***** INFORMATION GIVEN *****

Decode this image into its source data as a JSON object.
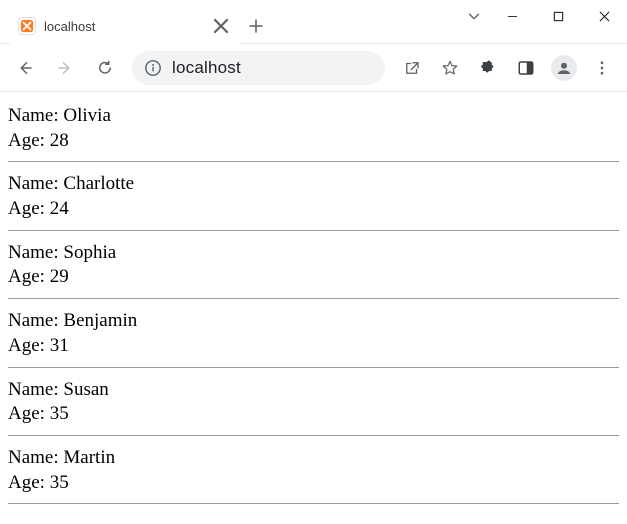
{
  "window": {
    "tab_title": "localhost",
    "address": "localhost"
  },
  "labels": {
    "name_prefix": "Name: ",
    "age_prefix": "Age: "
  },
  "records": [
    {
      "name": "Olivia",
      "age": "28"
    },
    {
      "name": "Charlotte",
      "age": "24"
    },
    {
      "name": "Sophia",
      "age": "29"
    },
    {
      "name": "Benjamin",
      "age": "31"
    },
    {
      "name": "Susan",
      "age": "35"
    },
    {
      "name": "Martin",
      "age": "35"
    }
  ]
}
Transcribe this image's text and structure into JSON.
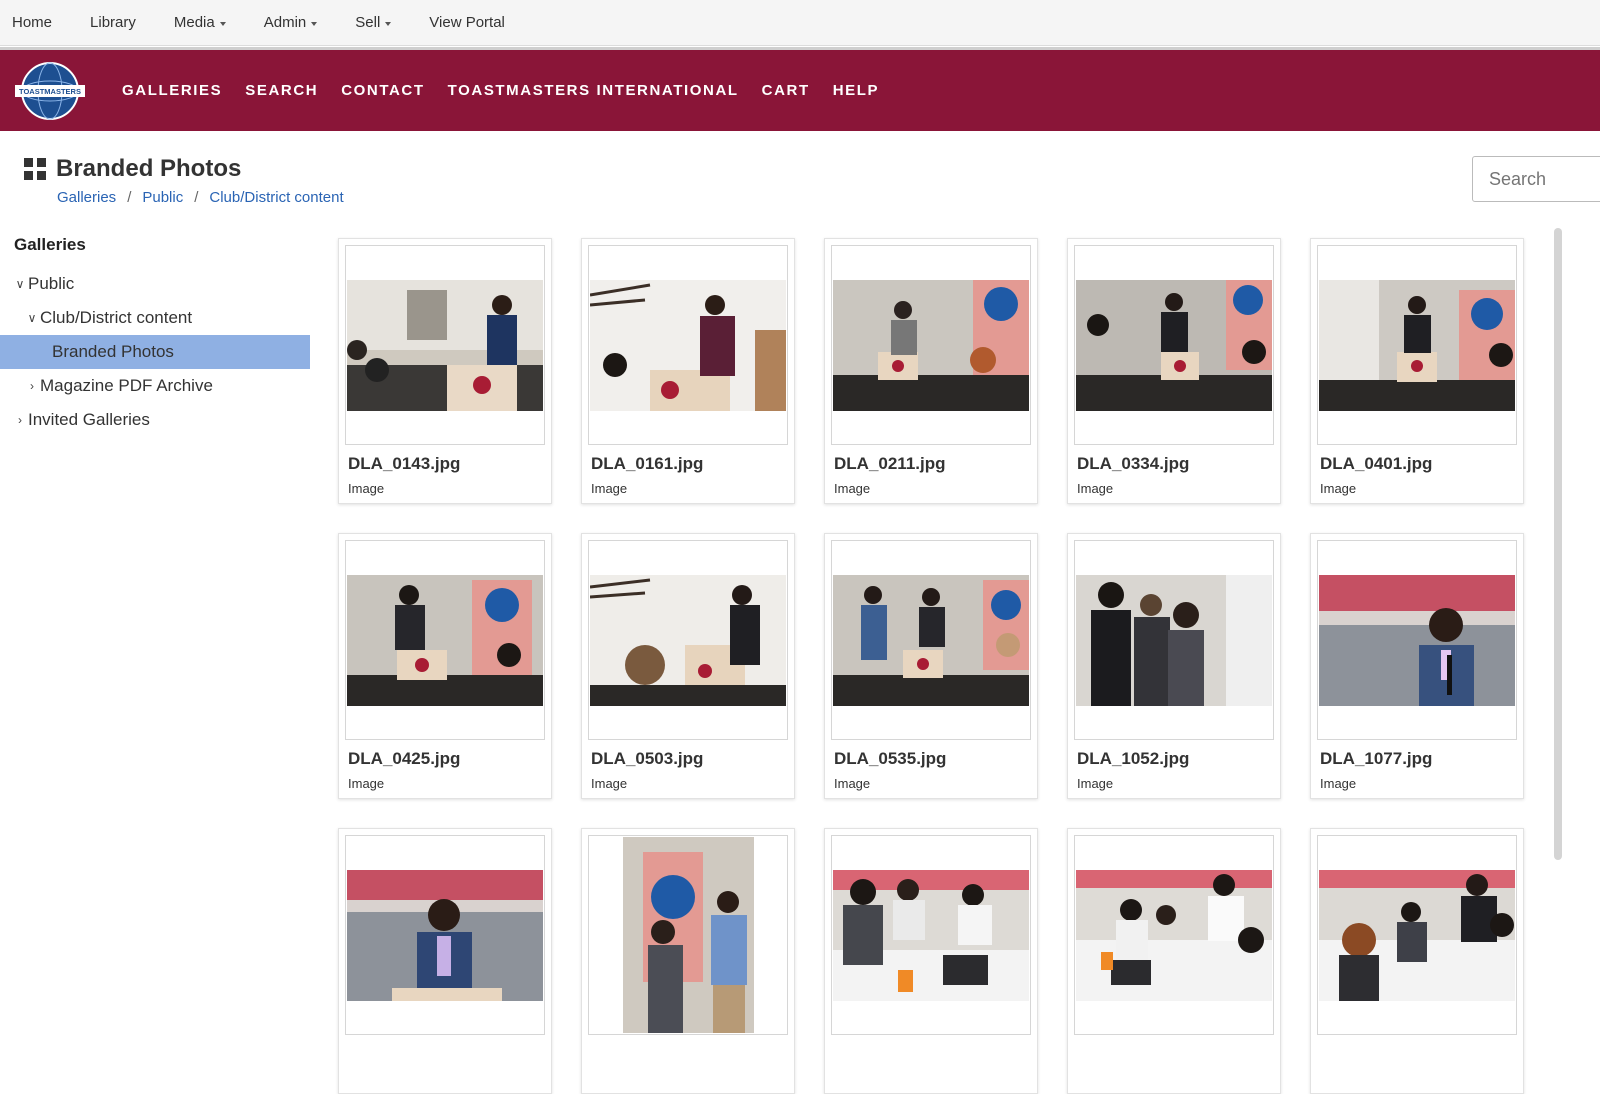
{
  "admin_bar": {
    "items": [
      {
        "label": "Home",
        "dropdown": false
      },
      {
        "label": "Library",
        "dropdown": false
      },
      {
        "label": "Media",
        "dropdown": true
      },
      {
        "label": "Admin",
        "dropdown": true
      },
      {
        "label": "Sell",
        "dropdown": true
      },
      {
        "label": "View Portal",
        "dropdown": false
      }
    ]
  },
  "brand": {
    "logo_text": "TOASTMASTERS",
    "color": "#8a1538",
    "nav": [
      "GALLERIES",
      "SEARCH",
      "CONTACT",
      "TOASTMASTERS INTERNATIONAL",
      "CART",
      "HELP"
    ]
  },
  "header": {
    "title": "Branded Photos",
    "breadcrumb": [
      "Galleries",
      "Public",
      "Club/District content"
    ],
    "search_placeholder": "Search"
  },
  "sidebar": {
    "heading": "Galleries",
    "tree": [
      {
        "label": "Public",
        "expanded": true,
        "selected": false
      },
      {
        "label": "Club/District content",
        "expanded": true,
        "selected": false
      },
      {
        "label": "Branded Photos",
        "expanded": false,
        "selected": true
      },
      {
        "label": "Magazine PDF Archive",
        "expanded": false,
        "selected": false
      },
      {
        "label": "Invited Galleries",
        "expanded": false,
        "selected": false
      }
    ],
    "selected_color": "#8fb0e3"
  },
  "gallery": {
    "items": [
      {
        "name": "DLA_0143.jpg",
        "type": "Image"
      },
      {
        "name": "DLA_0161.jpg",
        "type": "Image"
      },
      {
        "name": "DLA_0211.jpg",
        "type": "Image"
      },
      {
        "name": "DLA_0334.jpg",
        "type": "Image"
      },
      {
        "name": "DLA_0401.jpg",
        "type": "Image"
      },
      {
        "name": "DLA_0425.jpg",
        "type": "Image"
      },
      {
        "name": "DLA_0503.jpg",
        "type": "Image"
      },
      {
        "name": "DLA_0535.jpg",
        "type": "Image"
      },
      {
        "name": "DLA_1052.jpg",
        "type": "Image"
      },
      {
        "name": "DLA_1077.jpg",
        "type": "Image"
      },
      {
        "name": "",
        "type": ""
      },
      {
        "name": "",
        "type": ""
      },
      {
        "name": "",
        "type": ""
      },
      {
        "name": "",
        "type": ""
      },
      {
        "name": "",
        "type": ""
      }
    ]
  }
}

*****
***** INFORMATION GIVEN *****

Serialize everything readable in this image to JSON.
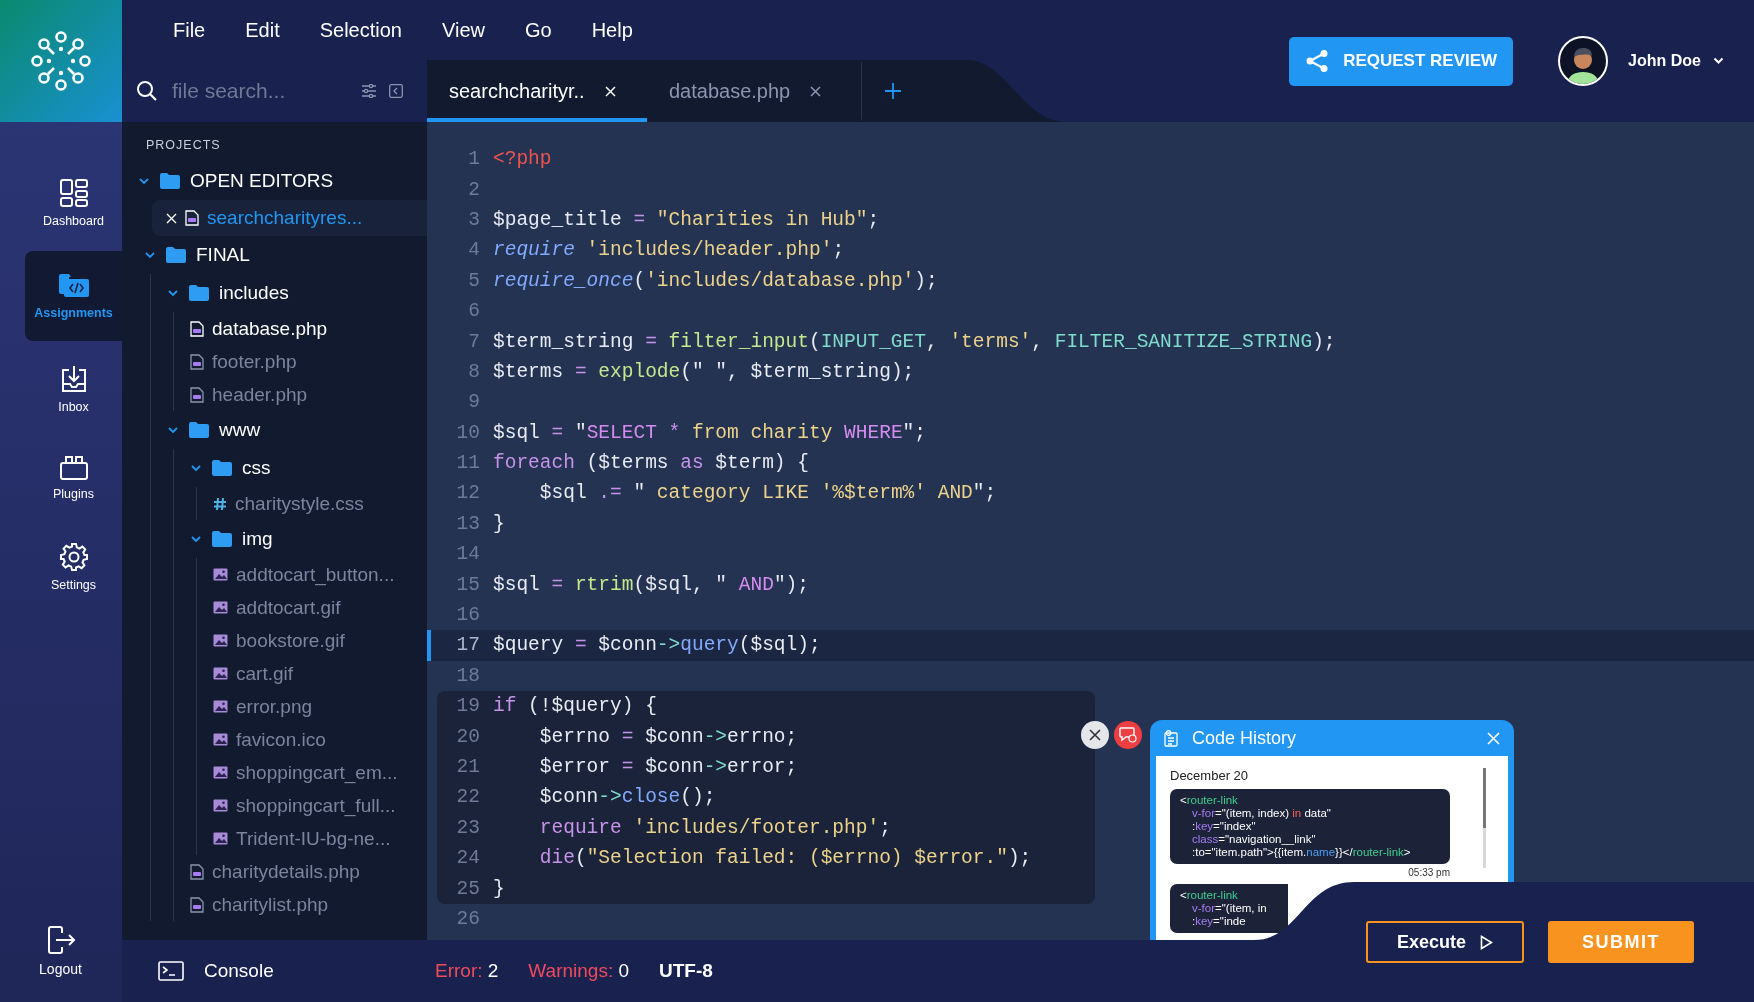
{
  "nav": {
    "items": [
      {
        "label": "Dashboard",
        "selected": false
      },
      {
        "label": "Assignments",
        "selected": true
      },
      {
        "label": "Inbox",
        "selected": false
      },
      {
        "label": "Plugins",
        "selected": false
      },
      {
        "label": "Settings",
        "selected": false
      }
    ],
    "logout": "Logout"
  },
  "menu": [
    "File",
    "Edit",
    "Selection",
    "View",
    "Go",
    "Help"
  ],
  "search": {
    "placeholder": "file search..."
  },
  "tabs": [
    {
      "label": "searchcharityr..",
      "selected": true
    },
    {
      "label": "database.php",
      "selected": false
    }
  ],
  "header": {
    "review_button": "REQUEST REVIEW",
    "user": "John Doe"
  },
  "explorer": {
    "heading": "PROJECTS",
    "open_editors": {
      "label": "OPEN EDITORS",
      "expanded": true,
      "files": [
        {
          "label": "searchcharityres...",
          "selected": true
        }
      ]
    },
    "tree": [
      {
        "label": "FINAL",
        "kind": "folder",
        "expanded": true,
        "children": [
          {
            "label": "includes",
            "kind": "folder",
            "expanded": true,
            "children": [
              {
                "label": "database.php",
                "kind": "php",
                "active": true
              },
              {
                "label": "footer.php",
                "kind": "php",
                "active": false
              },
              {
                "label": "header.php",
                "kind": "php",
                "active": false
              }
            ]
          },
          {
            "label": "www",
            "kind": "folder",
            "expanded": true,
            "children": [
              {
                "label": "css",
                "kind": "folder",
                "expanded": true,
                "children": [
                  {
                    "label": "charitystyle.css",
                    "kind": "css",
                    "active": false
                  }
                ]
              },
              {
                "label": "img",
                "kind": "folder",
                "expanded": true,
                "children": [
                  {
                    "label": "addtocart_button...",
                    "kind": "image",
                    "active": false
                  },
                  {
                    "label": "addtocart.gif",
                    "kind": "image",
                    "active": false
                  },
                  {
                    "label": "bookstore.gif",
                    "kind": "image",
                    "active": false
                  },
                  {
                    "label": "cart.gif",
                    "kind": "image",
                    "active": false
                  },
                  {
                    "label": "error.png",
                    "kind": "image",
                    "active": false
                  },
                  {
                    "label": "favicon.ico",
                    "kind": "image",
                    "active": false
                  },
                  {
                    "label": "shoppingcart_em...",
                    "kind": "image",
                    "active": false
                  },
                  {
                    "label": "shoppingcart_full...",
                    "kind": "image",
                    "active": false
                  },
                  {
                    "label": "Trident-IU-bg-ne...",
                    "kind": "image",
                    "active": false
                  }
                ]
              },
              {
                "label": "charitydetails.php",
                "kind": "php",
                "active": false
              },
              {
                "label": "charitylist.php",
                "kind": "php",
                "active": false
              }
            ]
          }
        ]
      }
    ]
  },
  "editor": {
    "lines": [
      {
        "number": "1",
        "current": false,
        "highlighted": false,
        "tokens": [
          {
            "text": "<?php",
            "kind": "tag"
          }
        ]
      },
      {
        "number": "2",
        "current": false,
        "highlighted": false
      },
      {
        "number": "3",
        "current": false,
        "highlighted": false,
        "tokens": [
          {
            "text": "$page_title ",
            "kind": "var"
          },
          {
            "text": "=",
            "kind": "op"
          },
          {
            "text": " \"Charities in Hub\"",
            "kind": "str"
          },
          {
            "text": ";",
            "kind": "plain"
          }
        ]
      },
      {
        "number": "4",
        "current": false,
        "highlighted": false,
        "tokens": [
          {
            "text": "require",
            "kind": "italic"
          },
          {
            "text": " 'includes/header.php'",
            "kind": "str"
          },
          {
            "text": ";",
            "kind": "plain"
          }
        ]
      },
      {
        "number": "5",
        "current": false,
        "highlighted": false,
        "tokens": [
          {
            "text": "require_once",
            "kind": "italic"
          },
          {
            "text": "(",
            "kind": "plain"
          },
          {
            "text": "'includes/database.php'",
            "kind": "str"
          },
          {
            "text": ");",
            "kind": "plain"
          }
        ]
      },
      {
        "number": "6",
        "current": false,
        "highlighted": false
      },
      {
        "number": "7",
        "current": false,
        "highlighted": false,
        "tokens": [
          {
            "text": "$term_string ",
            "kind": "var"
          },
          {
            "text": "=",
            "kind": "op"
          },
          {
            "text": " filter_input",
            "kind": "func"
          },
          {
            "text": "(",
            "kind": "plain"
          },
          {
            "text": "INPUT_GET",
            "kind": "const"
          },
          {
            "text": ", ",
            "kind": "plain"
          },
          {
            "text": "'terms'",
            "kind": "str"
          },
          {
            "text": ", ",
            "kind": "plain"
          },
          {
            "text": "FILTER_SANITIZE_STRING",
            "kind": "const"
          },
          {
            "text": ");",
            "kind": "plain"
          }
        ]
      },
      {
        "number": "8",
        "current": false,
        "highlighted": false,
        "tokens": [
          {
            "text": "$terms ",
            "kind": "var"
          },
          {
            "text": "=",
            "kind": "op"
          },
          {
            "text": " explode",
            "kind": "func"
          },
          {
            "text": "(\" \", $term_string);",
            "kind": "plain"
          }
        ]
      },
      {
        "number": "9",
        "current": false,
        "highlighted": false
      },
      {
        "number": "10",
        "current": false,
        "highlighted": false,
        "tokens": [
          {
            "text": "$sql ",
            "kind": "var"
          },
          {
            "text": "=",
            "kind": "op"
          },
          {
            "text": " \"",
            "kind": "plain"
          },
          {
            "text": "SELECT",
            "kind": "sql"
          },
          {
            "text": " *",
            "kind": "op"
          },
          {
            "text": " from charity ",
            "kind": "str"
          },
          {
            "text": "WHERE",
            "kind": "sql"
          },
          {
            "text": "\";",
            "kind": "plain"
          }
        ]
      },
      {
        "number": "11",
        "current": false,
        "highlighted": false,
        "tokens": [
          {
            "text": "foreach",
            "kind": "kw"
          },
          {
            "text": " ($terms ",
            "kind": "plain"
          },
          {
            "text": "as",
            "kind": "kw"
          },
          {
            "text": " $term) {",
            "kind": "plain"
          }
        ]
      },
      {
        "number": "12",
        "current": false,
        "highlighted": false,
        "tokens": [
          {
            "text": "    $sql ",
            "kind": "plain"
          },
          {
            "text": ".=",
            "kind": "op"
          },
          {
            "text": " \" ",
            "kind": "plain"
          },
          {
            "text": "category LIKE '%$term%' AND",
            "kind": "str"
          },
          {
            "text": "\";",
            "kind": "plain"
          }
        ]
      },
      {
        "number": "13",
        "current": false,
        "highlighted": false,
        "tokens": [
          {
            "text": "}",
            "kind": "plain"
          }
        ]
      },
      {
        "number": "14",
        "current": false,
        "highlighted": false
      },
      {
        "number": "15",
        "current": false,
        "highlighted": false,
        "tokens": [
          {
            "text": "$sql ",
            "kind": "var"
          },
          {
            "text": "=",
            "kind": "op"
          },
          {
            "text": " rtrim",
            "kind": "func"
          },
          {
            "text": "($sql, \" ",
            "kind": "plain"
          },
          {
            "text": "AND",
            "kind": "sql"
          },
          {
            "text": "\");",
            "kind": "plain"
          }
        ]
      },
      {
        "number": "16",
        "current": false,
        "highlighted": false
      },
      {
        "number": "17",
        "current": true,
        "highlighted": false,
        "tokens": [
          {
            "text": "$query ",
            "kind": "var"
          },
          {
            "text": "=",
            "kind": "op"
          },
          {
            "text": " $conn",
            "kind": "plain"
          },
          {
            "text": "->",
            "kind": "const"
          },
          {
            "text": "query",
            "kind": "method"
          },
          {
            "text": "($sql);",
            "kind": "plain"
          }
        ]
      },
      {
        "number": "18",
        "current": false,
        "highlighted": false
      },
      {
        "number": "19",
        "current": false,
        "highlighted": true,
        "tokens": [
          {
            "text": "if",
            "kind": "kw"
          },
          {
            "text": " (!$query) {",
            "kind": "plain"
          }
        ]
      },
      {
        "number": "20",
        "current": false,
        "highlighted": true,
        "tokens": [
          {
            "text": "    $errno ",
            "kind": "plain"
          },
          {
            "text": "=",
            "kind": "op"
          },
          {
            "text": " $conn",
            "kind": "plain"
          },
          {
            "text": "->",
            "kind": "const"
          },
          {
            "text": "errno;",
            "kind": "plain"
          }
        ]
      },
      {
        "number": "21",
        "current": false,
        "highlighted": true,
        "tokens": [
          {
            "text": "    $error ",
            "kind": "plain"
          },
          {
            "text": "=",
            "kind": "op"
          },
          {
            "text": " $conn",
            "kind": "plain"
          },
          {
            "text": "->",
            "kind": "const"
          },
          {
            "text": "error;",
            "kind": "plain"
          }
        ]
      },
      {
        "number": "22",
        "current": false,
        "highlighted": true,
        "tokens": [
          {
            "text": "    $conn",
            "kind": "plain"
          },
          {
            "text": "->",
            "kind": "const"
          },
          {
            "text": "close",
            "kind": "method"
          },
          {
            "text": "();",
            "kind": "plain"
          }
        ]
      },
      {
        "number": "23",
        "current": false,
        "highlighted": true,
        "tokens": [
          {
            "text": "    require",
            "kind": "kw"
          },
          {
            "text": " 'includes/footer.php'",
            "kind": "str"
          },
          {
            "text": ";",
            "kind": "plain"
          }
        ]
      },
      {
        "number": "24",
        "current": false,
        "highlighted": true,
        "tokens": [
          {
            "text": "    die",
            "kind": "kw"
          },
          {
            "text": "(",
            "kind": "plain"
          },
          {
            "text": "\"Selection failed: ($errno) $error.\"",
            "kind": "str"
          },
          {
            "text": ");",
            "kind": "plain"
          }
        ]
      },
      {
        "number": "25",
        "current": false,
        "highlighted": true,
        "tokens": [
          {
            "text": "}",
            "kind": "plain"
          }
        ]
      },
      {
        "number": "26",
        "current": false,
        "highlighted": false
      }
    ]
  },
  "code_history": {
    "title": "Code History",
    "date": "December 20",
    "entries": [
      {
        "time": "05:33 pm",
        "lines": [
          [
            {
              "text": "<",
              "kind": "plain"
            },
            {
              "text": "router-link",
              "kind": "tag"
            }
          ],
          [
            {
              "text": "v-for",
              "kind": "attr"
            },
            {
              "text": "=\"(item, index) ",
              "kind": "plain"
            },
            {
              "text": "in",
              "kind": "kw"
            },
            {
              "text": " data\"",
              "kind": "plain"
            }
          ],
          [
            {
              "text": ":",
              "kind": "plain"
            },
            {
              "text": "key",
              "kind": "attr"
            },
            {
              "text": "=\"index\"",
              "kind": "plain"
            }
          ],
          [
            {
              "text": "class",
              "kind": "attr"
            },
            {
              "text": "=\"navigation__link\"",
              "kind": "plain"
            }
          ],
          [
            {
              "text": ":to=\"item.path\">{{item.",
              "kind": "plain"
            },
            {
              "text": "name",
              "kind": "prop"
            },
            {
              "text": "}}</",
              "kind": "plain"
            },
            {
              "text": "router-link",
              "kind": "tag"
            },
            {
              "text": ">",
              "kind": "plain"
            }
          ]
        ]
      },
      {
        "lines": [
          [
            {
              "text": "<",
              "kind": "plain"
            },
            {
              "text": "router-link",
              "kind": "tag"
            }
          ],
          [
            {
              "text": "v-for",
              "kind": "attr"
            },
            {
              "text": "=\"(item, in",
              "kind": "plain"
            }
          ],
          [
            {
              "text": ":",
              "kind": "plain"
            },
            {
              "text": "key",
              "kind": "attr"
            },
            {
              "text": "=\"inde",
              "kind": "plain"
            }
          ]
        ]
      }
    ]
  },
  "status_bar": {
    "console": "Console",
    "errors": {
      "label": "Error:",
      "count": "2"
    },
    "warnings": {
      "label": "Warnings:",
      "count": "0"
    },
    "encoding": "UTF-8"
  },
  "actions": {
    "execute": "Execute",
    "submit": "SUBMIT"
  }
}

*****

- _INSTRUCTIONS TO FOLLOW_:
Pick out, from the lines above, every one that contains the string "Club".

- _FULL OUTPUT_:
      "Club/District content"
        "label": "Club/District content",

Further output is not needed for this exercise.